>> start Data for this exercise

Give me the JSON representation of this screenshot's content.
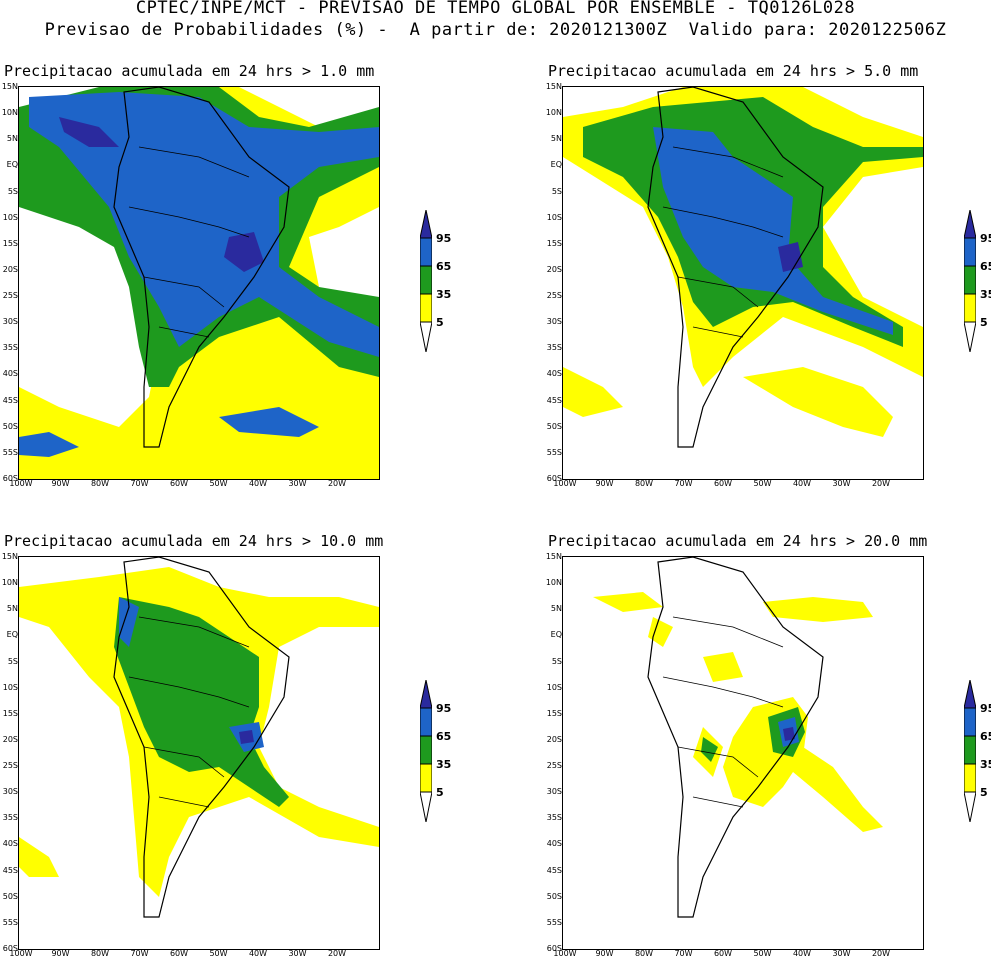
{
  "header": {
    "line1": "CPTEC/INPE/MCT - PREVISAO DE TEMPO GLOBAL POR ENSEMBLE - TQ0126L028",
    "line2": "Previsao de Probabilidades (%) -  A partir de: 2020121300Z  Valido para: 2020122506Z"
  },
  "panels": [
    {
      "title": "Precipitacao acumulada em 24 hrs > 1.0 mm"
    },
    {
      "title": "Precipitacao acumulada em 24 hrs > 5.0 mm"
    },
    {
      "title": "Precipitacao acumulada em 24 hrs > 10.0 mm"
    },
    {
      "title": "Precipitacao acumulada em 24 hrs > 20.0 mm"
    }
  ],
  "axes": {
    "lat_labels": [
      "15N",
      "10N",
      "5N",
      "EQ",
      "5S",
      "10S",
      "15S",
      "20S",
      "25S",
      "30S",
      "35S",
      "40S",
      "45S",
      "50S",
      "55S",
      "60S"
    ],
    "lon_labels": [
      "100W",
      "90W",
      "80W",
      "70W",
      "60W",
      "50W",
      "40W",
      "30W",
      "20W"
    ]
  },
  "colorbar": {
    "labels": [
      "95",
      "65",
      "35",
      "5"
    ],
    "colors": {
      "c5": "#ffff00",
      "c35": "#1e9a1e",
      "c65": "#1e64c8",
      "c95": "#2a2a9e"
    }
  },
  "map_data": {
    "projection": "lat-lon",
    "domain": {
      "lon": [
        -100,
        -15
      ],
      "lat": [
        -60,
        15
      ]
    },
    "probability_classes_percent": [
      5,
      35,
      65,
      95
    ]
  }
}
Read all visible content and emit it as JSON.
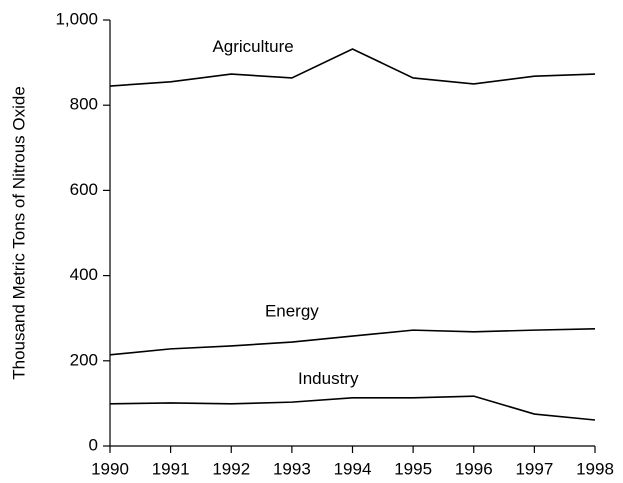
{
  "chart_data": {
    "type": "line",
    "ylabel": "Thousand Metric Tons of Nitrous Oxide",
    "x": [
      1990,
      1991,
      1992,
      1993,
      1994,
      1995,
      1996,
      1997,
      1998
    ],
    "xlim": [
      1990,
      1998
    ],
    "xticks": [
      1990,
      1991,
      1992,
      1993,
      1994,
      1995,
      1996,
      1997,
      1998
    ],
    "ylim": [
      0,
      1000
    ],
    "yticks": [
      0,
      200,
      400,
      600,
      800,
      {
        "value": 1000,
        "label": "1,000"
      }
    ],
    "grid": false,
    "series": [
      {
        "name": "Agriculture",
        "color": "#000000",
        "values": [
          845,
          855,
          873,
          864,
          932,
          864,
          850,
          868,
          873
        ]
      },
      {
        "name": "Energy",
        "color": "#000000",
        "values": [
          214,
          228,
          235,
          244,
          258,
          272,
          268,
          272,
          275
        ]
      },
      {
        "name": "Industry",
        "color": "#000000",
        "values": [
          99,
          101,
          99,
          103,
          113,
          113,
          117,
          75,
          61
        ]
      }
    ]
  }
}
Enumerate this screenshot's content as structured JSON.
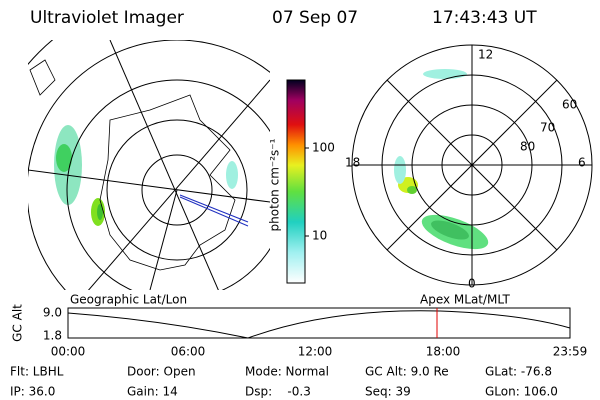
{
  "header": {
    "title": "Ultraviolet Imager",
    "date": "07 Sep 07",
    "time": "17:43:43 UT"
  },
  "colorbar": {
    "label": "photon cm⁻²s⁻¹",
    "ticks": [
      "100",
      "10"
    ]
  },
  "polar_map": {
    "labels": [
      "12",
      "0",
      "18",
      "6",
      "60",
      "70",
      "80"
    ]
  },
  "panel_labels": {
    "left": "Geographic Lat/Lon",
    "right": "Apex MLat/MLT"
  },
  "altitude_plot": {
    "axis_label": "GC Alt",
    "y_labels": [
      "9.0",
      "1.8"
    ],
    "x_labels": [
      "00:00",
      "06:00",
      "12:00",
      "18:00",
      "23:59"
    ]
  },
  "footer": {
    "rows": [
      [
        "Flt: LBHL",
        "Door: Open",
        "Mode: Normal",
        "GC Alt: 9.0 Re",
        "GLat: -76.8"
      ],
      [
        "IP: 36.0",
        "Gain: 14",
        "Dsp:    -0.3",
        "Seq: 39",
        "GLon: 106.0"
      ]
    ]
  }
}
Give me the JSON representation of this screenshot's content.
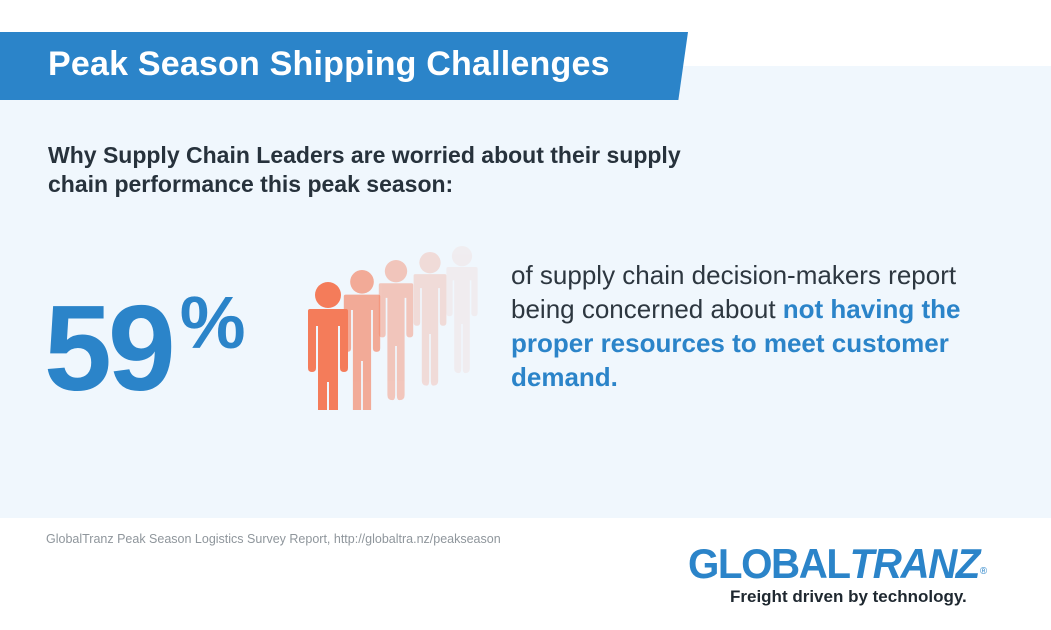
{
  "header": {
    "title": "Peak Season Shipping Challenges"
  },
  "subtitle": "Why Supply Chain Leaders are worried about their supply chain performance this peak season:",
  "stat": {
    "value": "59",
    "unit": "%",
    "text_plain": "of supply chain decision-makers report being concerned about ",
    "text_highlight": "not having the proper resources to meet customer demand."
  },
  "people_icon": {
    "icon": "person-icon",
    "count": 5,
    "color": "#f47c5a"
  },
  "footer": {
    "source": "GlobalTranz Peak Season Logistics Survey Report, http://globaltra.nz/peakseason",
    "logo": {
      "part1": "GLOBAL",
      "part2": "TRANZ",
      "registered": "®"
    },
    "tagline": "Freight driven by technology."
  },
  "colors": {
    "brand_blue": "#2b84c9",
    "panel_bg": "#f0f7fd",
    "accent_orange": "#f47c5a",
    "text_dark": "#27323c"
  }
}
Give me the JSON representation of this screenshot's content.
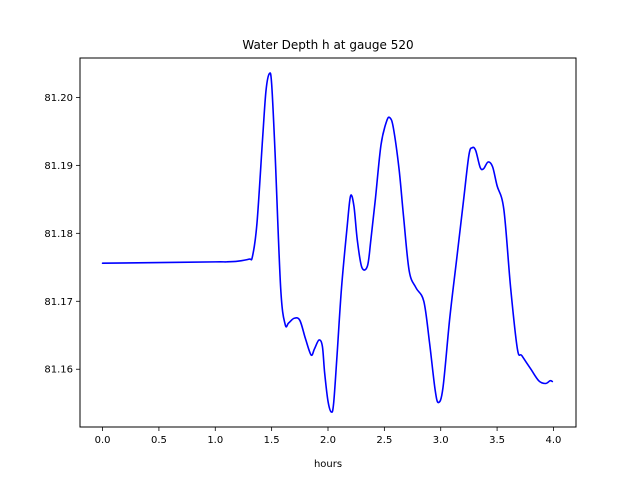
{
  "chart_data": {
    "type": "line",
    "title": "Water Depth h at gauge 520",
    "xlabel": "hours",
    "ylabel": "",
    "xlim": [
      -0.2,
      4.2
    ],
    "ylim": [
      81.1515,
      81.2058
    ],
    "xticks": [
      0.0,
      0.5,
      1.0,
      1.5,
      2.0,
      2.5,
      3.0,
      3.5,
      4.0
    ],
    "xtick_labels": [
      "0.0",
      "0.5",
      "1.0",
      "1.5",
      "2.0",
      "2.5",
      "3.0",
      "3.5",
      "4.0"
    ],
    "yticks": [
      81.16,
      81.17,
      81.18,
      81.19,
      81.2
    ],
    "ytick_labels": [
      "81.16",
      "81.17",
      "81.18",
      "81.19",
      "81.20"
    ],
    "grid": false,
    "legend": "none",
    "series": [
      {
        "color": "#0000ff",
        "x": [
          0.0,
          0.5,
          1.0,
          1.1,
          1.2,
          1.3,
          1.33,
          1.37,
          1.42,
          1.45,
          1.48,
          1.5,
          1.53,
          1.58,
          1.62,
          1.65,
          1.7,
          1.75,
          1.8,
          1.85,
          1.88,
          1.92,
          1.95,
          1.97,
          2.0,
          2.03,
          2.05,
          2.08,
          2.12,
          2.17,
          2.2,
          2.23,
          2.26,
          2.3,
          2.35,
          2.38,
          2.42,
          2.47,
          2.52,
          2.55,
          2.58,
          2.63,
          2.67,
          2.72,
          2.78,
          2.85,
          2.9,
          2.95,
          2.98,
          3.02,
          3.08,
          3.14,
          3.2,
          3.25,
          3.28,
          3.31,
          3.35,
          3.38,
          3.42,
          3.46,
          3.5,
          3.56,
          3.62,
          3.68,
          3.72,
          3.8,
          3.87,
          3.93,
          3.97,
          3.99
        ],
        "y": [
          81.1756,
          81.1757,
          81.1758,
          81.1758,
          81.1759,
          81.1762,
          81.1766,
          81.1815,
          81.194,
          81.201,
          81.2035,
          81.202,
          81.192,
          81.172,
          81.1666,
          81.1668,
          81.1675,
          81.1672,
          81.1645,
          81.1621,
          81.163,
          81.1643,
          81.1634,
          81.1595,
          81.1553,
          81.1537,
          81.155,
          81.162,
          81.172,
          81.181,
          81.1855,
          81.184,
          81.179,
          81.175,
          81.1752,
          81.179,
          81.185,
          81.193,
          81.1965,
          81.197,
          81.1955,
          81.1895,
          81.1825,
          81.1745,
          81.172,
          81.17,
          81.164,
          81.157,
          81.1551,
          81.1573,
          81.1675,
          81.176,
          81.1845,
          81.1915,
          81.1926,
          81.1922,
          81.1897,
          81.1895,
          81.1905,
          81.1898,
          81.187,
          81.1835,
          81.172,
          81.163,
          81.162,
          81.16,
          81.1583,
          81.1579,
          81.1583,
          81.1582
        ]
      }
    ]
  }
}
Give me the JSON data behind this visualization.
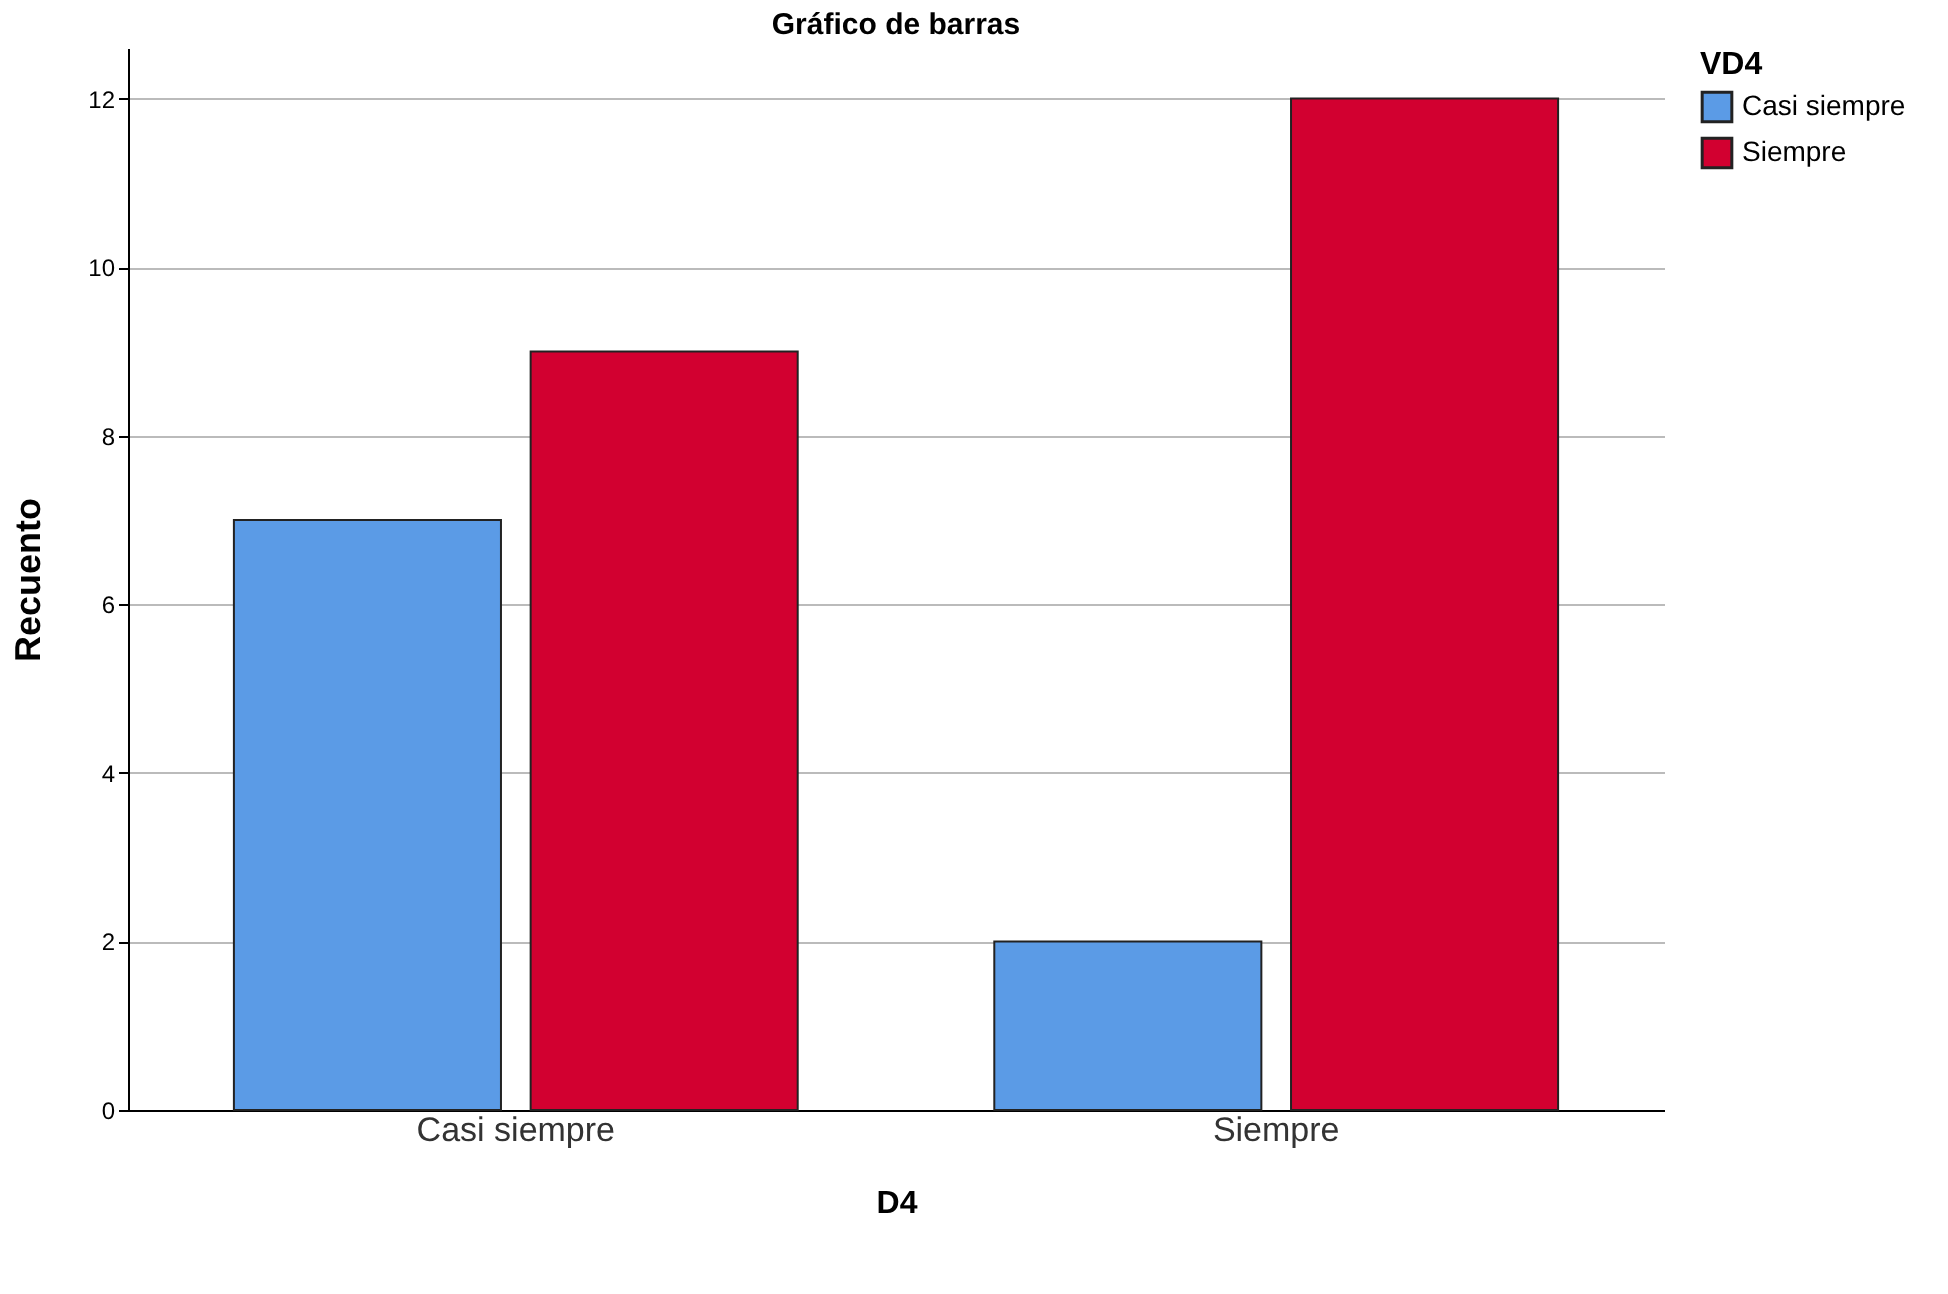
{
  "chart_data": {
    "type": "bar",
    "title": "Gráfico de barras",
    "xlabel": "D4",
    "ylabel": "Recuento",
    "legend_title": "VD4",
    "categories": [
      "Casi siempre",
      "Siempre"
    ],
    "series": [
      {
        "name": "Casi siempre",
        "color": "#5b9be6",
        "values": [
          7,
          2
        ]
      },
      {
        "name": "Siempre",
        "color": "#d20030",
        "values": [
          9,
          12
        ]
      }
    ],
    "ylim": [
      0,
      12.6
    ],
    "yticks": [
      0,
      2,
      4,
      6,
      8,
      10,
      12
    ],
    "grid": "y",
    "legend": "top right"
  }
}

>> end Data for this exercise

- Directions -
Report only how many lines of the listing hold the word "ylabel".

- Output of the task -
3